[Records shown]

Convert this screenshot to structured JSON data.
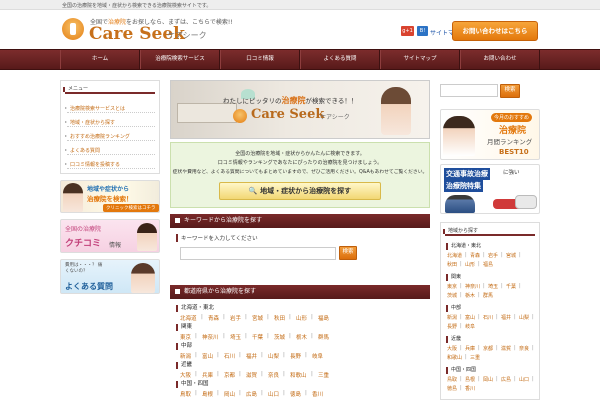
{
  "topbar": {
    "text": "全国の治療院を地域・症状から検索できる治療院検索サイトです。"
  },
  "header": {
    "tagline_pre": "全国で",
    "tagline_hl": "治療院",
    "tagline_post": "をお探しなら、まずは、こちらで検索!!",
    "logo": "Care Seek",
    "logo_sub": "ケアシーク",
    "gplus": "g+1",
    "hatena": "B!",
    "site_map": "サイトマップ",
    "contact_label": "お問い合わせはこちら"
  },
  "nav": {
    "items": [
      "ホーム",
      "治療院検索サービス",
      "口コミ情報",
      "よくある質問",
      "サイトマップ",
      "お問い合わせ"
    ]
  },
  "left": {
    "menu_title": "メニュー",
    "menu_items": [
      "治療院検索サービスとは",
      "地域・症状から探す",
      "おすすめ治療院ランキング",
      "よくある質問",
      "口コミ情報を投稿する"
    ],
    "banner1_line1": "地域や症状から",
    "banner1_line2": "治療院を検索！",
    "banner1_button": "クリニック検索はコチラ",
    "banner2_line1": "全国の治療院",
    "banner2_line2": "クチコミ",
    "banner2_line3": "情報",
    "banner3_note": "費用は・・・？ 痛くないの？",
    "banner3_title": "よくある質問"
  },
  "hero": {
    "catch_pre": "わたしにピッタリの",
    "catch_hl": "治療院",
    "catch_post": "が検索できる！！",
    "logo": "Care Seek",
    "logo_sub": "ケアシーク"
  },
  "intro": {
    "line1": "全国の治療院を地域・症状からかんたんに検索できます。",
    "line2": "口コミ情報やランキングであなたにぴったりの治療院を見つけましょう。",
    "line3": "症状や費用など、よくある質問についてもまとめていますので、ぜひご活用ください。Q&Aもあわせてご覧ください。",
    "search_button": "地域・症状から治療院を探す"
  },
  "keyword": {
    "section_title": "キーワードから治療院を探す",
    "label": "キーワードを入力してください",
    "placeholder": "",
    "button": "検索"
  },
  "region": {
    "section_title": "都道府県から治療院を探す",
    "groups": [
      {
        "name": "北海道・東北",
        "prefs": [
          "北海道",
          "青森",
          "岩手",
          "宮城",
          "秋田",
          "山形",
          "福島"
        ]
      },
      {
        "name": "関東",
        "prefs": [
          "東京",
          "神奈川",
          "埼玉",
          "千葉",
          "茨城",
          "栃木",
          "群馬"
        ]
      },
      {
        "name": "中部",
        "prefs": [
          "新潟",
          "富山",
          "石川",
          "福井",
          "山梨",
          "長野",
          "岐阜"
        ]
      },
      {
        "name": "近畿",
        "prefs": [
          "大阪",
          "兵庫",
          "京都",
          "滋賀",
          "奈良",
          "和歌山",
          "三重"
        ]
      },
      {
        "name": "中国・四国",
        "prefs": [
          "鳥取",
          "島根",
          "岡山",
          "広島",
          "山口",
          "徳島",
          "香川"
        ]
      }
    ]
  },
  "right": {
    "search_placeholder": "",
    "search_button": "検索",
    "ranking_line1": "今月のおすすめ",
    "ranking_line2": "治療院",
    "ranking_line3": "月間ランキング",
    "ranking_line4": "BEST10",
    "accident_line1": "交通事故治療",
    "accident_line2": "に強い",
    "accident_line3": "治療院特集",
    "region_title": "地域から探す",
    "groups": [
      {
        "name": "北海道・東北",
        "prefs": [
          "北海道",
          "青森",
          "岩手",
          "宮城",
          "秋田",
          "山形",
          "福島"
        ]
      },
      {
        "name": "関東",
        "prefs": [
          "東京",
          "神奈川",
          "埼玉",
          "千葉",
          "茨城",
          "栃木",
          "群馬"
        ]
      },
      {
        "name": "中部",
        "prefs": [
          "新潟",
          "富山",
          "石川",
          "福井",
          "山梨",
          "長野",
          "岐阜"
        ]
      },
      {
        "name": "近畿",
        "prefs": [
          "大阪",
          "兵庫",
          "京都",
          "滋賀",
          "奈良",
          "和歌山",
          "三重"
        ]
      },
      {
        "name": "中国・四国",
        "prefs": [
          "鳥取",
          "島根",
          "岡山",
          "広島",
          "山口",
          "徳島",
          "香川"
        ]
      }
    ]
  },
  "colors": {
    "brand": "#c7701a",
    "accent_orange": "#e3780c",
    "nav_maroon": "#6b2323",
    "link": "#c36a12",
    "intro_bg": "#ecf5df"
  }
}
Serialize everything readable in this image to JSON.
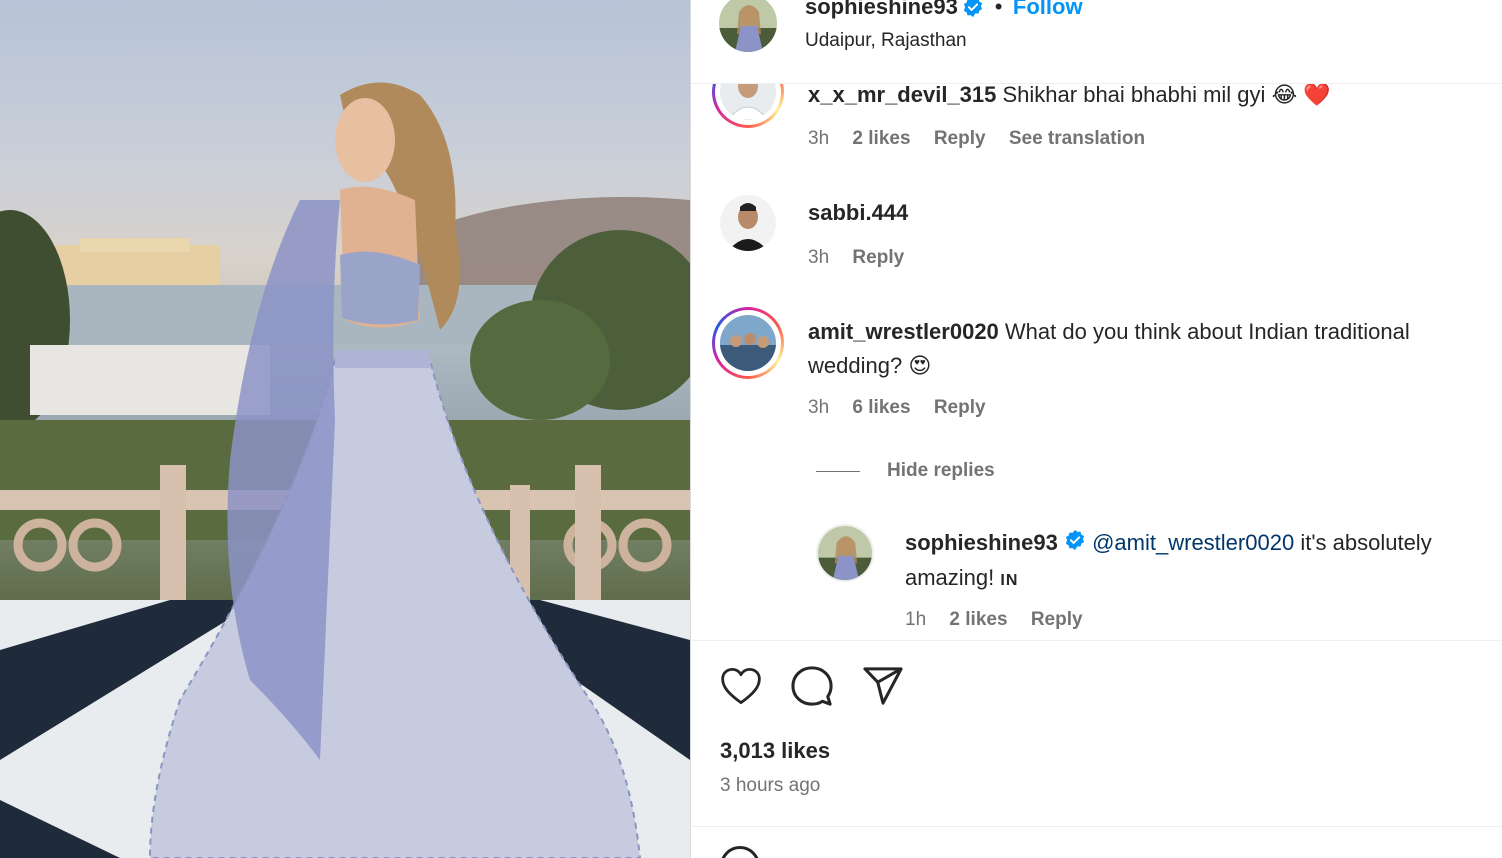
{
  "post": {
    "author": "sophieshine93",
    "follow_label": "Follow",
    "separator": "•",
    "location": "Udaipur, Rajasthan",
    "likes": "3,013 likes",
    "time_ago": "3 hours ago"
  },
  "comments": [
    {
      "username": "x_x_mr_devil_315",
      "text": "Shikhar bhai bhabhi mil gyi",
      "emojis": "😂 ❤️",
      "time": "3h",
      "likes": "2 likes",
      "reply_label": "Reply",
      "translate_label": "See translation"
    },
    {
      "username": "sabbi.444",
      "text": "",
      "time": "3h",
      "reply_label": "Reply"
    },
    {
      "username": "amit_wrestler0020",
      "text": "What do you think about Indian traditional wedding?",
      "emojis": "😍",
      "time": "3h",
      "likes": "6 likes",
      "reply_label": "Reply"
    }
  ],
  "hide_replies_label": "Hide replies",
  "reply": {
    "username": "sophieshine93",
    "mention": "@amit_wrestler0020",
    "text": "it's absolutely amazing!",
    "flag": "IN",
    "time": "1h",
    "likes": "2 likes",
    "reply_label": "Reply"
  },
  "icons": {
    "like": "heart-icon",
    "comment": "comment-icon",
    "share": "share-icon",
    "verified": "verified-badge-icon"
  },
  "colors": {
    "link_blue": "#0095f6",
    "verified_blue": "#0095f6",
    "text": "#262626",
    "secondary": "#737373"
  }
}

[Brief] Copy out, unchanged, the span of lines beginning with the one that includes "Serialize everything readable" and running through the final line of the material above. Leave the pictures out.

[Result of this exercise]
Serialize everything readable in this image to JSON.
{
  "post": {
    "author": "sophieshine93",
    "follow_label": "Follow",
    "separator": "•",
    "location": "Udaipur, Rajasthan",
    "likes": "3,013 likes",
    "time_ago": "3 hours ago"
  },
  "comments": [
    {
      "username": "x_x_mr_devil_315",
      "text": "Shikhar bhai bhabhi mil gyi",
      "emojis": "😂 ❤️",
      "time": "3h",
      "likes": "2 likes",
      "reply_label": "Reply",
      "translate_label": "See translation"
    },
    {
      "username": "sabbi.444",
      "text": "",
      "time": "3h",
      "reply_label": "Reply"
    },
    {
      "username": "amit_wrestler0020",
      "text": "What do you think about Indian traditional wedding?",
      "emojis": "😍",
      "time": "3h",
      "likes": "6 likes",
      "reply_label": "Reply"
    }
  ],
  "hide_replies_label": "Hide replies",
  "reply": {
    "username": "sophieshine93",
    "mention": "@amit_wrestler0020",
    "text": "it's absolutely amazing!",
    "flag": "IN",
    "time": "1h",
    "likes": "2 likes",
    "reply_label": "Reply"
  },
  "icons": {
    "like": "heart-icon",
    "comment": "comment-icon",
    "share": "share-icon",
    "verified": "verified-badge-icon"
  },
  "colors": {
    "link_blue": "#0095f6",
    "verified_blue": "#0095f6",
    "text": "#262626",
    "secondary": "#737373"
  }
}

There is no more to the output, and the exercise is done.